Short exercise: Extract the full listing below without altering a single character.
## BEGIN
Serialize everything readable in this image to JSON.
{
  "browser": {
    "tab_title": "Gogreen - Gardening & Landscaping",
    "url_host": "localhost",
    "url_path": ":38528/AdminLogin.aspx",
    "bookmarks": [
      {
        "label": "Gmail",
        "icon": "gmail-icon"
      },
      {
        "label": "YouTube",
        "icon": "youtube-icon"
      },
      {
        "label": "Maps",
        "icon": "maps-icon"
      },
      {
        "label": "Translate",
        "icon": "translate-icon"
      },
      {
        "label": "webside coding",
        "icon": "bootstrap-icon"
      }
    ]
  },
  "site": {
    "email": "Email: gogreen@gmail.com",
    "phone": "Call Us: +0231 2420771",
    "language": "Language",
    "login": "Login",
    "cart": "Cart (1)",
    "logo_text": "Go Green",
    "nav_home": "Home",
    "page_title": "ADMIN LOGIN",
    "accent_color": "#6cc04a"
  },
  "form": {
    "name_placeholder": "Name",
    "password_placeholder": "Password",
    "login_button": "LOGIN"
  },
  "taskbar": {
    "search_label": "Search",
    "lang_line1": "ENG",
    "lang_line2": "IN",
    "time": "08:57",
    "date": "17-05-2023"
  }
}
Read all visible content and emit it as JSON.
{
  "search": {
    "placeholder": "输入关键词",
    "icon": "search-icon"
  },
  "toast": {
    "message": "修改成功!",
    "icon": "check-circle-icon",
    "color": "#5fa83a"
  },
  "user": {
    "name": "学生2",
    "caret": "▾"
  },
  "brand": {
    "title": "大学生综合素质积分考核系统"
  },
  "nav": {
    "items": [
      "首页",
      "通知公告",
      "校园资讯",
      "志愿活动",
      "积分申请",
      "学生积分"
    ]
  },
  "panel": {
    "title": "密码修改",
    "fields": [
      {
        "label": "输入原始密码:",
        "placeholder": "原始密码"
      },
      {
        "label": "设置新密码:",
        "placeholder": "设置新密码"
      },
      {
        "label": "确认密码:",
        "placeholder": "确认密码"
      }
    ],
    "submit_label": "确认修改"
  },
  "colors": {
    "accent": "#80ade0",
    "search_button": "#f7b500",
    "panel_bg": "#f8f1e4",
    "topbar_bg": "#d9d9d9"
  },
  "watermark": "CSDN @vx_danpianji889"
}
## END
Exercise answer:
Serialize everything readable in this image to JSON.
{
  "browser": {
    "tab_title": "Gogreen - Gardening & Landscaping",
    "url_host": "localhost",
    "url_path": ":38528/AdminLogin.aspx",
    "bookmarks": [
      {
        "label": "Gmail",
        "icon": "gmail-icon"
      },
      {
        "label": "YouTube",
        "icon": "youtube-icon"
      },
      {
        "label": "Maps",
        "icon": "maps-icon"
      },
      {
        "label": "Translate",
        "icon": "translate-icon"
      },
      {
        "label": "webside coding",
        "icon": "bootstrap-icon"
      }
    ]
  },
  "site": {
    "email": "Email: gogreen@gmail.com",
    "phone": "Call Us: +0231 2420771",
    "language": "Language",
    "login": "Login",
    "cart": "Cart (1)",
    "logo_text": "Go Green",
    "nav_home": "Home",
    "page_title": "ADMIN LOGIN",
    "accent_color": "#6cc04a"
  },
  "form": {
    "name_placeholder": "Name",
    "password_placeholder": "Password",
    "login_button": "LOGIN"
  },
  "taskbar": {
    "search_label": "Search",
    "lang_line1": "ENG",
    "lang_line2": "IN",
    "time": "08:57",
    "date": "17-05-2023"
  }
}
Read all visible content and emit it as JSON.
{
  "search": {
    "placeholder": "输入关键词",
    "icon": "search-icon"
  },
  "toast": {
    "message": "修改成功!",
    "icon": "check-circle-icon",
    "color": "#5fa83a"
  },
  "user": {
    "name": "学生2",
    "caret": "▾"
  },
  "brand": {
    "title": "大学生综合素质积分考核系统"
  },
  "nav": {
    "items": [
      "首页",
      "通知公告",
      "校园资讯",
      "志愿活动",
      "积分申请",
      "学生积分"
    ]
  },
  "panel": {
    "title": "密码修改",
    "fields": [
      {
        "label": "输入原始密码:",
        "placeholder": "原始密码"
      },
      {
        "label": "设置新密码:",
        "placeholder": "设置新密码"
      },
      {
        "label": "确认密码:",
        "placeholder": "确认密码"
      }
    ],
    "submit_label": "确认修改"
  },
  "colors": {
    "accent": "#80ade0",
    "search_button": "#f7b500",
    "panel_bg": "#f8f1e4",
    "topbar_bg": "#d9d9d9"
  },
  "watermark": "CSDN @vx_danpianji889"
}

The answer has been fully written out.